Written request: Determine the number of lines in these entries that hold the word "measure". Give the number and nothing more.

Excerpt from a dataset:
········
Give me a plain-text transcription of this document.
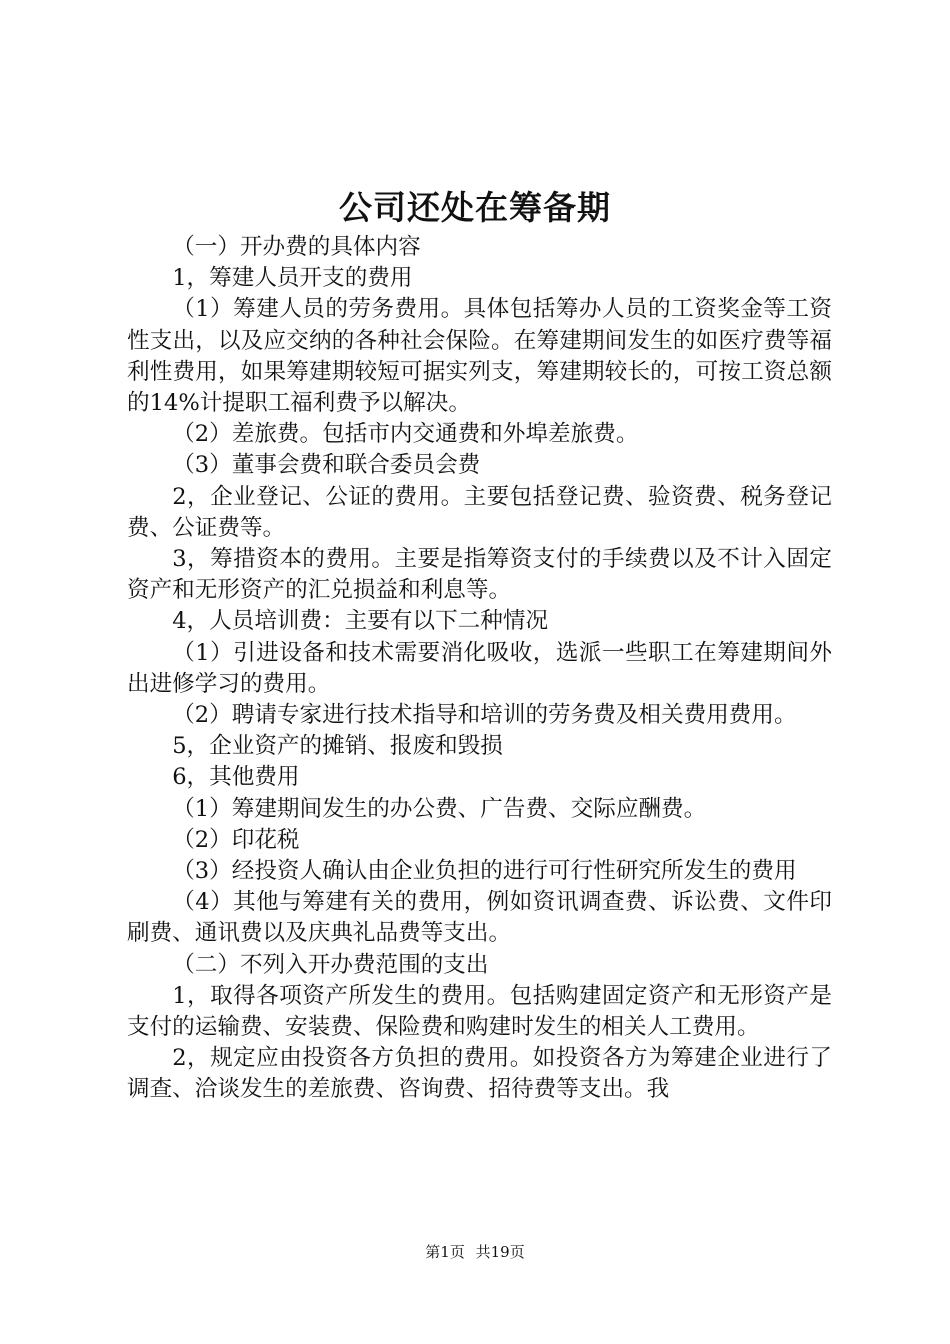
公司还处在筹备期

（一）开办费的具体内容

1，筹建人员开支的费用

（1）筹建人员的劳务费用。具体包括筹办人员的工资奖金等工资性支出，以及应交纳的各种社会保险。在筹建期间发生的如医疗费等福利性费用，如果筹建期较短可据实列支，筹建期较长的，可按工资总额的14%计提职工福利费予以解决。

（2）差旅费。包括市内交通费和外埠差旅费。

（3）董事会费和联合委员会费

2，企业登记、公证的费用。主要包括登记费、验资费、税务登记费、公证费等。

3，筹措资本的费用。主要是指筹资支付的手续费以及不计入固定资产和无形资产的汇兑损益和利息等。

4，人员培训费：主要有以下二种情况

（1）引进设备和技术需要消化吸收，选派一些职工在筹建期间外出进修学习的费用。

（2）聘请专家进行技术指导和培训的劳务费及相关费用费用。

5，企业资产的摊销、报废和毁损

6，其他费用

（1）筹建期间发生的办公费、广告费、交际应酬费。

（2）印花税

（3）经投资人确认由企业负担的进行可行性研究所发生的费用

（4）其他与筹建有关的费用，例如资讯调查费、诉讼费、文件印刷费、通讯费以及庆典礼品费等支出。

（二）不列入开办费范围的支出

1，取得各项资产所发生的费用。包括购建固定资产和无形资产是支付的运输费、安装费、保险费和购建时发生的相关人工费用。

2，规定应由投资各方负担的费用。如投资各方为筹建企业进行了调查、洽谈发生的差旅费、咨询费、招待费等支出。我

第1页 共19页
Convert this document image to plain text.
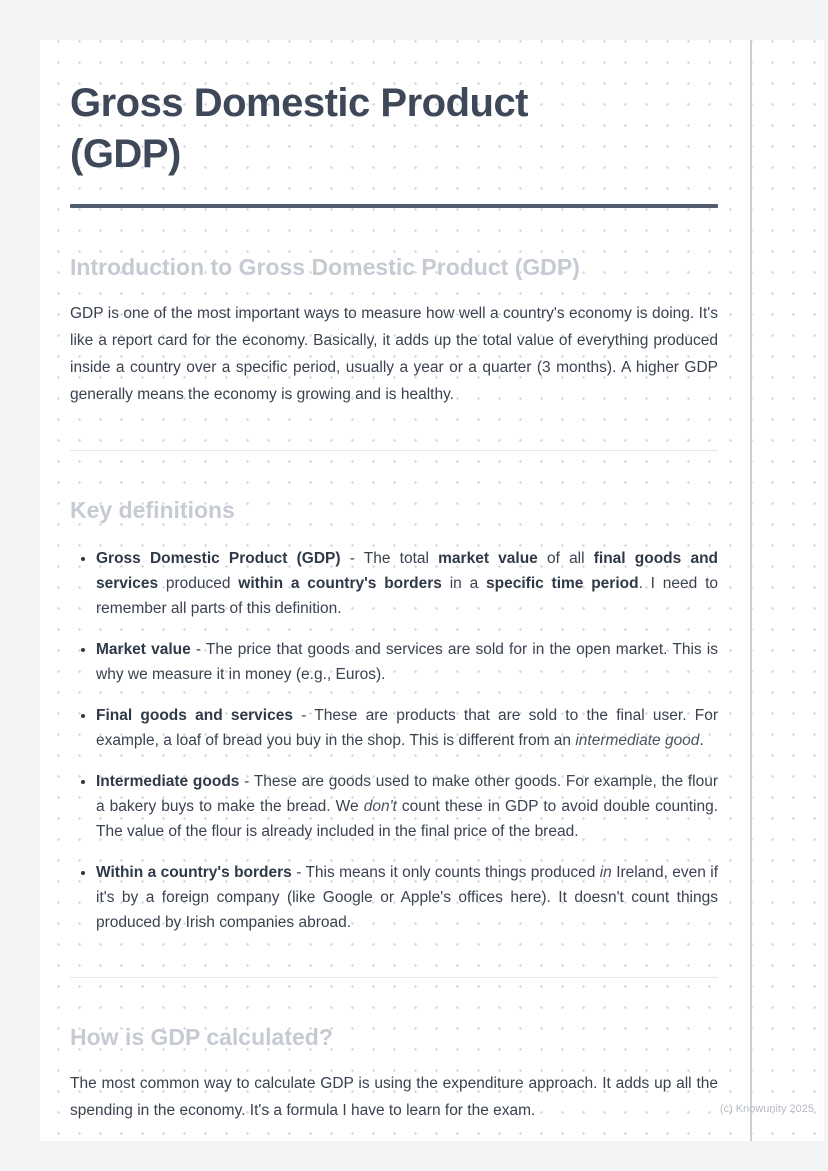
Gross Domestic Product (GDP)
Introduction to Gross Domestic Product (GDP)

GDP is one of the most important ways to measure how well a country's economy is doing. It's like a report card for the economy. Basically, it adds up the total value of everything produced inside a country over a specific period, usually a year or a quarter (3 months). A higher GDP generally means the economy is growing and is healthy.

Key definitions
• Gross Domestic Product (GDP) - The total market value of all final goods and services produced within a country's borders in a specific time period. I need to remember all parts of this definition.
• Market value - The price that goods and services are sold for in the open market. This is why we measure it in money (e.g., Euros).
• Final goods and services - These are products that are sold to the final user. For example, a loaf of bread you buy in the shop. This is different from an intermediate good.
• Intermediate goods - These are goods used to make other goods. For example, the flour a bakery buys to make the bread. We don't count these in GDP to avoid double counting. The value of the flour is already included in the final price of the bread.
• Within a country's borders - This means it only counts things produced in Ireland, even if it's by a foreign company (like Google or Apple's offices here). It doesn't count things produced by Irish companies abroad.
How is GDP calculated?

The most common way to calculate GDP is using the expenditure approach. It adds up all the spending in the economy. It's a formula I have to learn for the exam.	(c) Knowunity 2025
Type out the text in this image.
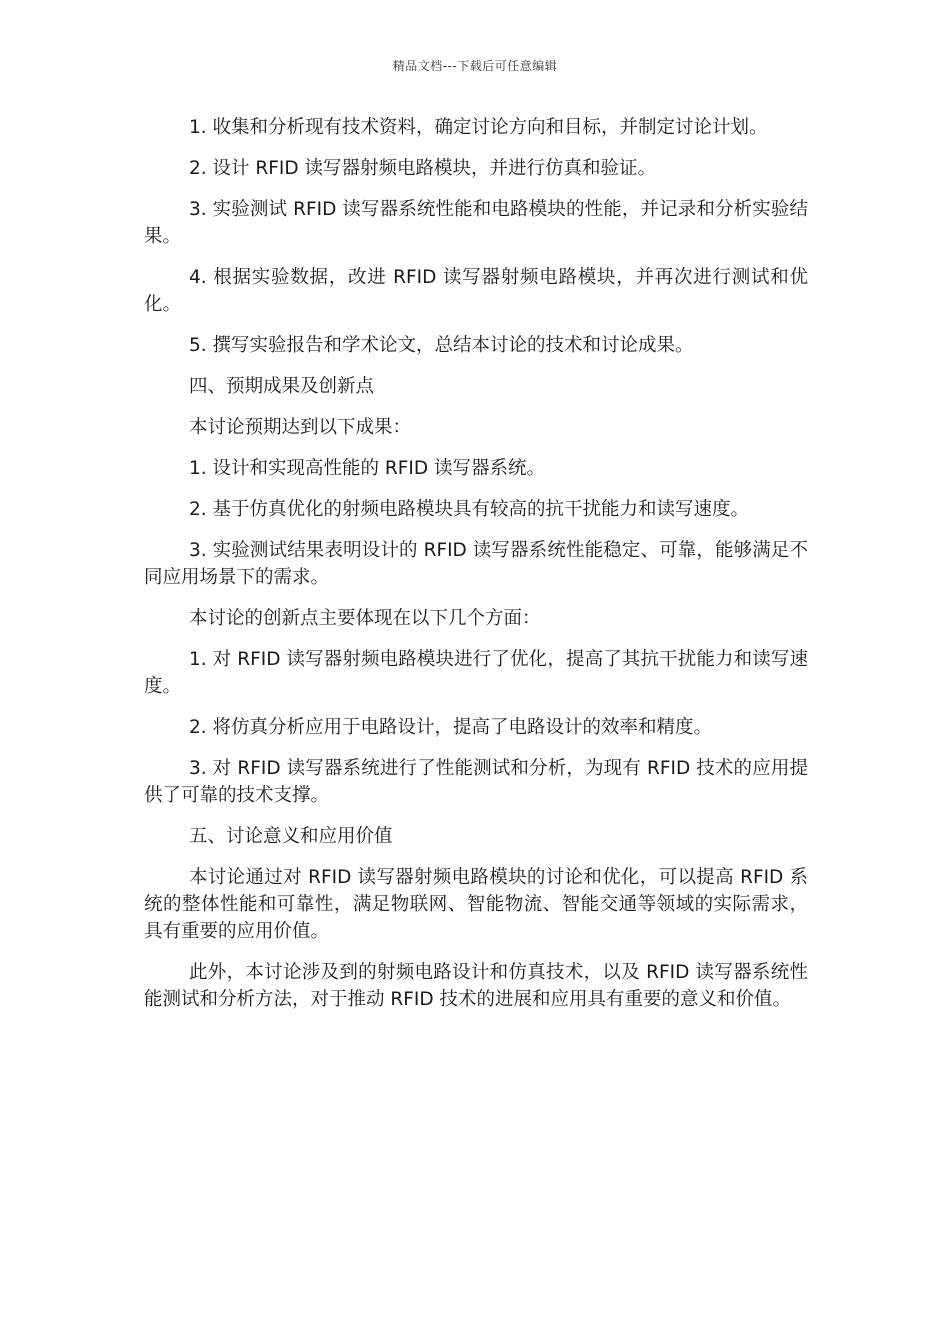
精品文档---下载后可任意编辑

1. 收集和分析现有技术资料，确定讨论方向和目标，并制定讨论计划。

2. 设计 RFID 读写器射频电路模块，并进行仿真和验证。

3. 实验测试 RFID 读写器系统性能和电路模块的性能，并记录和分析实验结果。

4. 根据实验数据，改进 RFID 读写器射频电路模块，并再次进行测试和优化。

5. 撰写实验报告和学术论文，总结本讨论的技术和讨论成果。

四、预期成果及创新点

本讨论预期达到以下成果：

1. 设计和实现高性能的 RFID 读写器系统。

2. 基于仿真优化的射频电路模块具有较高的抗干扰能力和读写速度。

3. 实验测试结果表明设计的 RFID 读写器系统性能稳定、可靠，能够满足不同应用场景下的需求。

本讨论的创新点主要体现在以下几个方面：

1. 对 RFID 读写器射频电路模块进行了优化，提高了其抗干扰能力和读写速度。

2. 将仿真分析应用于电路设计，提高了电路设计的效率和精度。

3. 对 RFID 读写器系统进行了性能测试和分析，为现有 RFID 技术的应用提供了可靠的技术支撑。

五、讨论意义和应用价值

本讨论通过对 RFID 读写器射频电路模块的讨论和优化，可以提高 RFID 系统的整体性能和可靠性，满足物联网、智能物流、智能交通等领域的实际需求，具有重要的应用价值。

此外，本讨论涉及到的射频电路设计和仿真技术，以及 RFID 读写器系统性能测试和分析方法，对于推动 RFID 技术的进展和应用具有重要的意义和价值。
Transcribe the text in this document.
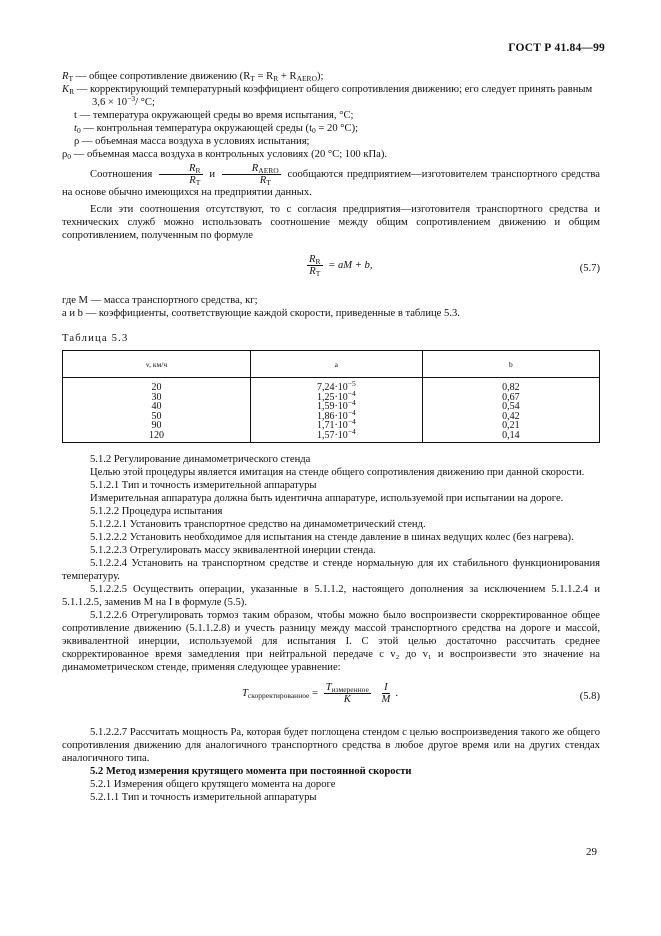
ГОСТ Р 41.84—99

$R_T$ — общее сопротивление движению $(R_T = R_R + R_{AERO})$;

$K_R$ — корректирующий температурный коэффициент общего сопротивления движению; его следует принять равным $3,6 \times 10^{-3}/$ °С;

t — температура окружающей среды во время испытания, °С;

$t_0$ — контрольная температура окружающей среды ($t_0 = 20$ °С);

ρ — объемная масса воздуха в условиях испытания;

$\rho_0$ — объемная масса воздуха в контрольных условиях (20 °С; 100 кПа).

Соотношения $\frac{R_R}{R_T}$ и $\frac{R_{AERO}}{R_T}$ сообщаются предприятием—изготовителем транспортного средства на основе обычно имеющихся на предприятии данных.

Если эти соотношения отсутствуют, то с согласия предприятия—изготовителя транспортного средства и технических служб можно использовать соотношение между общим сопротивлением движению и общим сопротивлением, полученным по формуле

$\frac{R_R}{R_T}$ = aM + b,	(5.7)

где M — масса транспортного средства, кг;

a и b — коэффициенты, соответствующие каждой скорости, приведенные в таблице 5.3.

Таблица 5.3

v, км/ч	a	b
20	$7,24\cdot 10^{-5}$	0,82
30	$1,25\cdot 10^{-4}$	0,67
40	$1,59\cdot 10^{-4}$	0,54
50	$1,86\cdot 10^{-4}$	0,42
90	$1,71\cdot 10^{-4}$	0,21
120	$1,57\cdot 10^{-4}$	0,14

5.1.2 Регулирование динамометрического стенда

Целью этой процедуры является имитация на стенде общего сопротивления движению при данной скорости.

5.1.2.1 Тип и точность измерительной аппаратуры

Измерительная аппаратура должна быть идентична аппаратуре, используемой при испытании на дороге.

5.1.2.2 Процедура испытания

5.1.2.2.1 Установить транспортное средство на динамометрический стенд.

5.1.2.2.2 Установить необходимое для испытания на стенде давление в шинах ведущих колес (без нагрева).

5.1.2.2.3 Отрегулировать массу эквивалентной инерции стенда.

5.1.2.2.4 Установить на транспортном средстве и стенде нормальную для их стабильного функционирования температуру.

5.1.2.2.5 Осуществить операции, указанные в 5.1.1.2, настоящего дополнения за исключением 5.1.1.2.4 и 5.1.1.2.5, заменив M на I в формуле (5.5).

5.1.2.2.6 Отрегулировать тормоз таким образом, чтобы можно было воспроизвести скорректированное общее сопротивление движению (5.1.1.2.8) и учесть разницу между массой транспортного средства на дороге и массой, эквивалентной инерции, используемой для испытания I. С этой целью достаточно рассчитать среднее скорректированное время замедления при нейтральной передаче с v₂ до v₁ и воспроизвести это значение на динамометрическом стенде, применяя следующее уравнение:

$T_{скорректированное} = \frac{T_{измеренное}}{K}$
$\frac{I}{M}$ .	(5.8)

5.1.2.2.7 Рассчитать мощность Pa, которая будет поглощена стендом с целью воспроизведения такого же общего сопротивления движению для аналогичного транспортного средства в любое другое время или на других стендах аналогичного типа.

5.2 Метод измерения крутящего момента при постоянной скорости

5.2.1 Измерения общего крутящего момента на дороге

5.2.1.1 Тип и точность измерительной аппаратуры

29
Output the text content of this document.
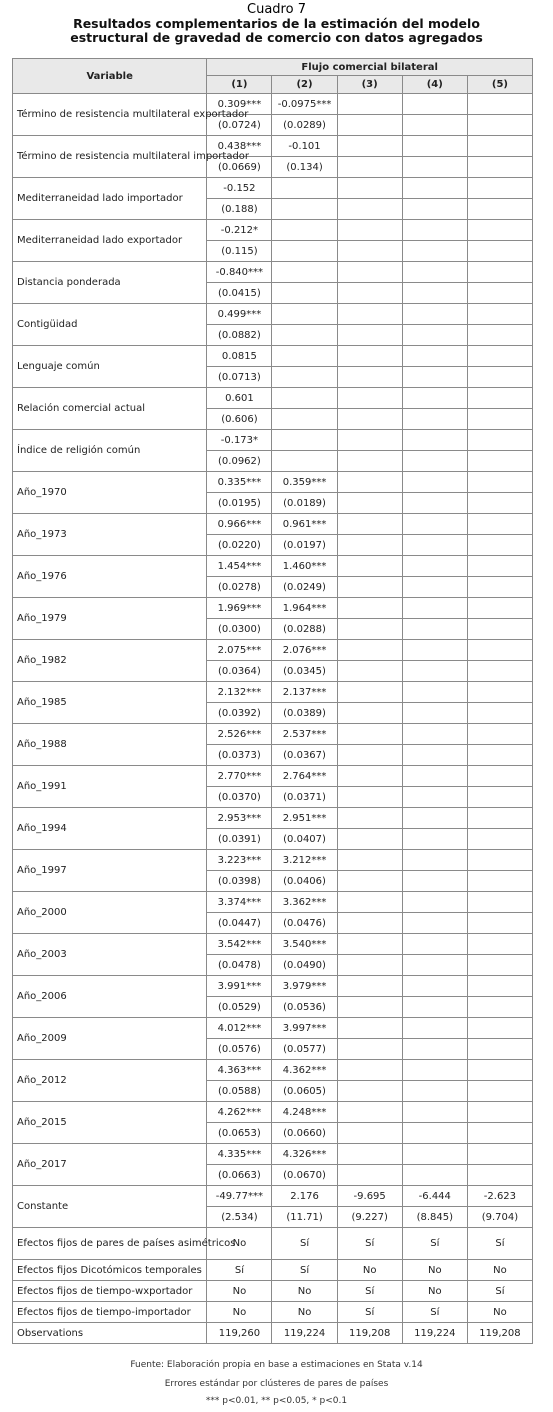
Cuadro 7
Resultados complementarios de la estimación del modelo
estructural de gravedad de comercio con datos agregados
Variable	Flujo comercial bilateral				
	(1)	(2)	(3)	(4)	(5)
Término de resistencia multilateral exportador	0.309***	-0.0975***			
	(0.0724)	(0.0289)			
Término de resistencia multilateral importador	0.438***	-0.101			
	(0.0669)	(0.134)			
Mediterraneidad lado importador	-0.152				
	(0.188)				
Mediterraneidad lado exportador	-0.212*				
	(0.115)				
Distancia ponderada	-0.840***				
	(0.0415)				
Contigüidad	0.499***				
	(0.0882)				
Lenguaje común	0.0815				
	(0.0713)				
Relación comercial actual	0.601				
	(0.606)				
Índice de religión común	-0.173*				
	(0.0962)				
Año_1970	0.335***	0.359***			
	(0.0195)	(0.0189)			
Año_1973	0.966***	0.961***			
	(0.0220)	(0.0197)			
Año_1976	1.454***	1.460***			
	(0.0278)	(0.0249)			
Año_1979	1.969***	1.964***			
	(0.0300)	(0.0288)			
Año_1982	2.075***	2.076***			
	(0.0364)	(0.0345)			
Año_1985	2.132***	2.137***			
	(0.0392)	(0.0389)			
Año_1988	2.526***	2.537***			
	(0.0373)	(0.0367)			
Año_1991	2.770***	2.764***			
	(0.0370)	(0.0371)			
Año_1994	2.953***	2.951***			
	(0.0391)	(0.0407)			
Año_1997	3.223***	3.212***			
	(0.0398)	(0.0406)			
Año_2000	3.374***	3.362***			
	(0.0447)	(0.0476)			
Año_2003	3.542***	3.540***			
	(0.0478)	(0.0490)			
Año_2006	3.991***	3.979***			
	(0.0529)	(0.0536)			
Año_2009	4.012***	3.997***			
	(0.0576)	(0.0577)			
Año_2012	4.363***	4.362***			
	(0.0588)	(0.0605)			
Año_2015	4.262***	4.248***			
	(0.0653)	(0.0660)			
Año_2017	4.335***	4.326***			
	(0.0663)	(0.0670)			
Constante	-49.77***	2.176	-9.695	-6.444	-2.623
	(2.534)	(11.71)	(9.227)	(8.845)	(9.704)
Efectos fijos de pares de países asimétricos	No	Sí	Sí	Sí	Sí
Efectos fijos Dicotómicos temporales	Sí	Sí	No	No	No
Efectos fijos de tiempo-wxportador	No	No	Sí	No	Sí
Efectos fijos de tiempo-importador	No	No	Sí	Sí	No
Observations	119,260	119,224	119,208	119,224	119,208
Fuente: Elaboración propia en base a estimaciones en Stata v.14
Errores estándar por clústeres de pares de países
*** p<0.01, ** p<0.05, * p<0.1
········
Answer for this exercise: 2